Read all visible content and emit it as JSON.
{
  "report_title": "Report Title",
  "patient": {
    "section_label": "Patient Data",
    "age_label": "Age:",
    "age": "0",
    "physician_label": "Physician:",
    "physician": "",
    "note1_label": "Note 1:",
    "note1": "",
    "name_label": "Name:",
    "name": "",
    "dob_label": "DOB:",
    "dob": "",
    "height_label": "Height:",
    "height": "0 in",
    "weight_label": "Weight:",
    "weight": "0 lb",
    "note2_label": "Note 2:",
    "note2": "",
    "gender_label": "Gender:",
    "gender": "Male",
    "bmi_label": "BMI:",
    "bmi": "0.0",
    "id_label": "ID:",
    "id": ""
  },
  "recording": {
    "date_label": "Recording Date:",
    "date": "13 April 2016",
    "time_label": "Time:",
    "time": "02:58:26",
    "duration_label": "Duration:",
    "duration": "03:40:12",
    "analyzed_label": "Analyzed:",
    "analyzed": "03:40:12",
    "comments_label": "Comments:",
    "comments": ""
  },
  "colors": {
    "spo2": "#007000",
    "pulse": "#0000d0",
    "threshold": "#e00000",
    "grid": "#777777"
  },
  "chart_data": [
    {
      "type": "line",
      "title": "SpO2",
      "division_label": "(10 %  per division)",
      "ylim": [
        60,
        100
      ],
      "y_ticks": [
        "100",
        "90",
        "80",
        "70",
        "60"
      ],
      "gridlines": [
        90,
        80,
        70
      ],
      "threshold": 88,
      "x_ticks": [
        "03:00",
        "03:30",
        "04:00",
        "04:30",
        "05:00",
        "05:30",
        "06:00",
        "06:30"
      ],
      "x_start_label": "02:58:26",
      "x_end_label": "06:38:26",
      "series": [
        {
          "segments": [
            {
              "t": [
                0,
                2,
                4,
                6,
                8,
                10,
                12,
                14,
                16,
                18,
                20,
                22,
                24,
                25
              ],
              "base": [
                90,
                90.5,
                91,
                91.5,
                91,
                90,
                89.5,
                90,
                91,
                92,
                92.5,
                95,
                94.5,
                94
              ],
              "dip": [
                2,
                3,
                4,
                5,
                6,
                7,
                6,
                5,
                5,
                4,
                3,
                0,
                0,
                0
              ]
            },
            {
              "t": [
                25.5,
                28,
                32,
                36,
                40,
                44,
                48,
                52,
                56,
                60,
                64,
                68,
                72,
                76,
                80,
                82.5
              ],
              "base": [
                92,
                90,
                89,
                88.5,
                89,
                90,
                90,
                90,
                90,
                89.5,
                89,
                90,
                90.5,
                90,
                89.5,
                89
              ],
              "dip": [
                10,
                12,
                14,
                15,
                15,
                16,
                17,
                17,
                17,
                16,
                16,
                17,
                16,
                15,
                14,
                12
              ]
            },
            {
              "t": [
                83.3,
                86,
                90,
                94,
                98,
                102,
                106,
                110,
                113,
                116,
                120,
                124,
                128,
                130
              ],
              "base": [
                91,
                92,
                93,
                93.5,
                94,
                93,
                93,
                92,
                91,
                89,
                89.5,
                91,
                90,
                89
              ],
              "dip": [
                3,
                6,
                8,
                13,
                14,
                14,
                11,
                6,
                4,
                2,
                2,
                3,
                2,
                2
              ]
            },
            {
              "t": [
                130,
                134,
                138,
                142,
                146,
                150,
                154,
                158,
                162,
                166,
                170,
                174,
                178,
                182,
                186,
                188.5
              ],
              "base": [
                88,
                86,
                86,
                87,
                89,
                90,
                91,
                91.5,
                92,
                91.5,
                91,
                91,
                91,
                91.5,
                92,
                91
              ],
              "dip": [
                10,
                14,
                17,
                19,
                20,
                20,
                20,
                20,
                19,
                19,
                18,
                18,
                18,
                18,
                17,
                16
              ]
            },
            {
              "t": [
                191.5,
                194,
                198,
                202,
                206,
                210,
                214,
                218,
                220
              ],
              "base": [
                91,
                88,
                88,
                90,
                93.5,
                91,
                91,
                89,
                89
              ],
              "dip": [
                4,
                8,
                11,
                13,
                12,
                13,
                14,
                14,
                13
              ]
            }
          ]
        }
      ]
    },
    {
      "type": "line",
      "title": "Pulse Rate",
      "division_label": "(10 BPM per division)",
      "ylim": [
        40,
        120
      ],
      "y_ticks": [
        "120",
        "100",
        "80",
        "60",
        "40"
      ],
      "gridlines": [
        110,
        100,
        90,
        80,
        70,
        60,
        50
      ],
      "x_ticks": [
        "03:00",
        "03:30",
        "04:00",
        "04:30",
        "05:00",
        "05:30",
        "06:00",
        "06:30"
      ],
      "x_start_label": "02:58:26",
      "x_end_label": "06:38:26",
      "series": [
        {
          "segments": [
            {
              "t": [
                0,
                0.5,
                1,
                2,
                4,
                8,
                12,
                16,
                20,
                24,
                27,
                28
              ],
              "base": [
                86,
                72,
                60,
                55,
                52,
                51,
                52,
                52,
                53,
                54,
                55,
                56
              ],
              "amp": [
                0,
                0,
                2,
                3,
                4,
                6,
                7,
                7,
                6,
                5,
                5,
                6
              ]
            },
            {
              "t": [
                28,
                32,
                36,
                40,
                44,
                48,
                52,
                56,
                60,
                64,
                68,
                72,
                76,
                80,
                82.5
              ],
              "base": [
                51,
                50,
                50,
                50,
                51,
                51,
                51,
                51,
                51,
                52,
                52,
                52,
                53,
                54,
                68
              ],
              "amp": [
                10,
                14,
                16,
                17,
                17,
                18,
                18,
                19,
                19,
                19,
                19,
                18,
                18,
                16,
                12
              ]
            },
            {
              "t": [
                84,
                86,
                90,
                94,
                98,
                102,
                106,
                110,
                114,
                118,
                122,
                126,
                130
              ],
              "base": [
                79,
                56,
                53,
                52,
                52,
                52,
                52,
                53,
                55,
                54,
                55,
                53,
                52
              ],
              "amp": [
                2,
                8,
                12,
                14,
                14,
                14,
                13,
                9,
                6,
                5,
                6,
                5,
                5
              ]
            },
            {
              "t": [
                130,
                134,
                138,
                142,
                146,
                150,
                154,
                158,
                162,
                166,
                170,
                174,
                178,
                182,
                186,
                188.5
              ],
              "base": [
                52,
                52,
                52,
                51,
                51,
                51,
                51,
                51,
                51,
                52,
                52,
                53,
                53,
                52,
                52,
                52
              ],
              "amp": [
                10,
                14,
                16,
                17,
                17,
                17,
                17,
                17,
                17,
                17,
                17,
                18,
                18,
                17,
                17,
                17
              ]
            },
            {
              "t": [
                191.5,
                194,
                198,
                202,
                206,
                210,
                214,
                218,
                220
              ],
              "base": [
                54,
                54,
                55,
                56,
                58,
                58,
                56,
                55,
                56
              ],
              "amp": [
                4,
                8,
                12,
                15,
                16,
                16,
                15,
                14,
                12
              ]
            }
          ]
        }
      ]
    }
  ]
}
+ + + + +
From the records above, extract every entry verbatim.

Read all visible content and emit it as JSON.
{
  "report_title": "Report Title",
  "patient": {
    "section_label": "Patient Data",
    "age_label": "Age:",
    "age": "0",
    "physician_label": "Physician:",
    "physician": "",
    "note1_label": "Note 1:",
    "note1": "",
    "name_label": "Name:",
    "name": "",
    "dob_label": "DOB:",
    "dob": "",
    "height_label": "Height:",
    "height": "0 in",
    "weight_label": "Weight:",
    "weight": "0 lb",
    "note2_label": "Note 2:",
    "note2": "",
    "gender_label": "Gender:",
    "gender": "Male",
    "bmi_label": "BMI:",
    "bmi": "0.0",
    "id_label": "ID:",
    "id": ""
  },
  "recording": {
    "date_label": "Recording Date:",
    "date": "13 April 2016",
    "time_label": "Time:",
    "time": "02:58:26",
    "duration_label": "Duration:",
    "duration": "03:40:12",
    "analyzed_label": "Analyzed:",
    "analyzed": "03:40:12",
    "comments_label": "Comments:",
    "comments": ""
  },
  "colors": {
    "spo2": "#007000",
    "pulse": "#0000d0",
    "threshold": "#e00000",
    "grid": "#777777"
  },
  "chart_data": [
    {
      "type": "line",
      "title": "SpO2",
      "division_label": "(10 %  per division)",
      "ylim": [
        60,
        100
      ],
      "y_ticks": [
        "100",
        "90",
        "80",
        "70",
        "60"
      ],
      "gridlines": [
        90,
        80,
        70
      ],
      "threshold": 88,
      "x_ticks": [
        "03:00",
        "03:30",
        "04:00",
        "04:30",
        "05:00",
        "05:30",
        "06:00",
        "06:30"
      ],
      "x_start_label": "02:58:26",
      "x_end_label": "06:38:26",
      "series": [
        {
          "segments": [
            {
              "t": [
                0,
                2,
                4,
                6,
                8,
                10,
                12,
                14,
                16,
                18,
                20,
                22,
                24,
                25
              ],
              "base": [
                90,
                90.5,
                91,
                91.5,
                91,
                90,
                89.5,
                90,
                91,
                92,
                92.5,
                95,
                94.5,
                94
              ],
              "dip": [
                2,
                3,
                4,
                5,
                6,
                7,
                6,
                5,
                5,
                4,
                3,
                0,
                0,
                0
              ]
            },
            {
              "t": [
                25.5,
                28,
                32,
                36,
                40,
                44,
                48,
                52,
                56,
                60,
                64,
                68,
                72,
                76,
                80,
                82.5
              ],
              "base": [
                92,
                90,
                89,
                88.5,
                89,
                90,
                90,
                90,
                90,
                89.5,
                89,
                90,
                90.5,
                90,
                89.5,
                89
              ],
              "dip": [
                10,
                12,
                14,
                15,
                15,
                16,
                17,
                17,
                17,
                16,
                16,
                17,
                16,
                15,
                14,
                12
              ]
            },
            {
              "t": [
                83.3,
                86,
                90,
                94,
                98,
                102,
                106,
                110,
                113,
                116,
                120,
                124,
                128,
                130
              ],
              "base": [
                91,
                92,
                93,
                93.5,
                94,
                93,
                93,
                92,
                91,
                89,
                89.5,
                91,
                90,
                89
              ],
              "dip": [
                3,
                6,
                8,
                13,
                14,
                14,
                11,
                6,
                4,
                2,
                2,
                3,
                2,
                2
              ]
            },
            {
              "t": [
                130,
                134,
                138,
                142,
                146,
                150,
                154,
                158,
                162,
                166,
                170,
                174,
                178,
                182,
                186,
                188.5
              ],
              "base": [
                88,
                86,
                86,
                87,
                89,
                90,
                91,
                91.5,
                92,
                91.5,
                91,
                91,
                91,
                91.5,
                92,
                91
              ],
              "dip": [
                10,
                14,
                17,
                19,
                20,
                20,
                20,
                20,
                19,
                19,
                18,
                18,
                18,
                18,
                17,
                16
              ]
            },
            {
              "t": [
                191.5,
                194,
                198,
                202,
                206,
                210,
                214,
                218,
                220
              ],
              "base": [
                91,
                88,
                88,
                90,
                93.5,
                91,
                91,
                89,
                89
              ],
              "dip": [
                4,
                8,
                11,
                13,
                12,
                13,
                14,
                14,
                13
              ]
            }
          ]
        }
      ]
    },
    {
      "type": "line",
      "title": "Pulse Rate",
      "division_label": "(10 BPM per division)",
      "ylim": [
        40,
        120
      ],
      "y_ticks": [
        "120",
        "100",
        "80",
        "60",
        "40"
      ],
      "gridlines": [
        110,
        100,
        90,
        80,
        70,
        60,
        50
      ],
      "x_ticks": [
        "03:00",
        "03:30",
        "04:00",
        "04:30",
        "05:00",
        "05:30",
        "06:00",
        "06:30"
      ],
      "x_start_label": "02:58:26",
      "x_end_label": "06:38:26",
      "series": [
        {
          "segments": [
            {
              "t": [
                0,
                0.5,
                1,
                2,
                4,
                8,
                12,
                16,
                20,
                24,
                27,
                28
              ],
              "base": [
                86,
                72,
                60,
                55,
                52,
                51,
                52,
                52,
                53,
                54,
                55,
                56
              ],
              "amp": [
                0,
                0,
                2,
                3,
                4,
                6,
                7,
                7,
                6,
                5,
                5,
                6
              ]
            },
            {
              "t": [
                28,
                32,
                36,
                40,
                44,
                48,
                52,
                56,
                60,
                64,
                68,
                72,
                76,
                80,
                82.5
              ],
              "base": [
                51,
                50,
                50,
                50,
                51,
                51,
                51,
                51,
                51,
                52,
                52,
                52,
                53,
                54,
                68
              ],
              "amp": [
                10,
                14,
                16,
                17,
                17,
                18,
                18,
                19,
                19,
                19,
                19,
                18,
                18,
                16,
                12
              ]
            },
            {
              "t": [
                84,
                86,
                90,
                94,
                98,
                102,
                106,
                110,
                114,
                118,
                122,
                126,
                130
              ],
              "base": [
                79,
                56,
                53,
                52,
                52,
                52,
                52,
                53,
                55,
                54,
                55,
                53,
                52
              ],
              "amp": [
                2,
                8,
                12,
                14,
                14,
                14,
                13,
                9,
                6,
                5,
                6,
                5,
                5
              ]
            },
            {
              "t": [
                130,
                134,
                138,
                142,
                146,
                150,
                154,
                158,
                162,
                166,
                170,
                174,
                178,
                182,
                186,
                188.5
              ],
              "base": [
                52,
                52,
                52,
                51,
                51,
                51,
                51,
                51,
                51,
                52,
                52,
                53,
                53,
                52,
                52,
                52
              ],
              "amp": [
                10,
                14,
                16,
                17,
                17,
                17,
                17,
                17,
                17,
                17,
                17,
                18,
                18,
                17,
                17,
                17
              ]
            },
            {
              "t": [
                191.5,
                194,
                198,
                202,
                206,
                210,
                214,
                218,
                220
              ],
              "base": [
                54,
                54,
                55,
                56,
                58,
                58,
                56,
                55,
                56
              ],
              "amp": [
                4,
                8,
                12,
                15,
                16,
                16,
                15,
                14,
                12
              ]
            }
          ]
        }
      ]
    }
  ]
}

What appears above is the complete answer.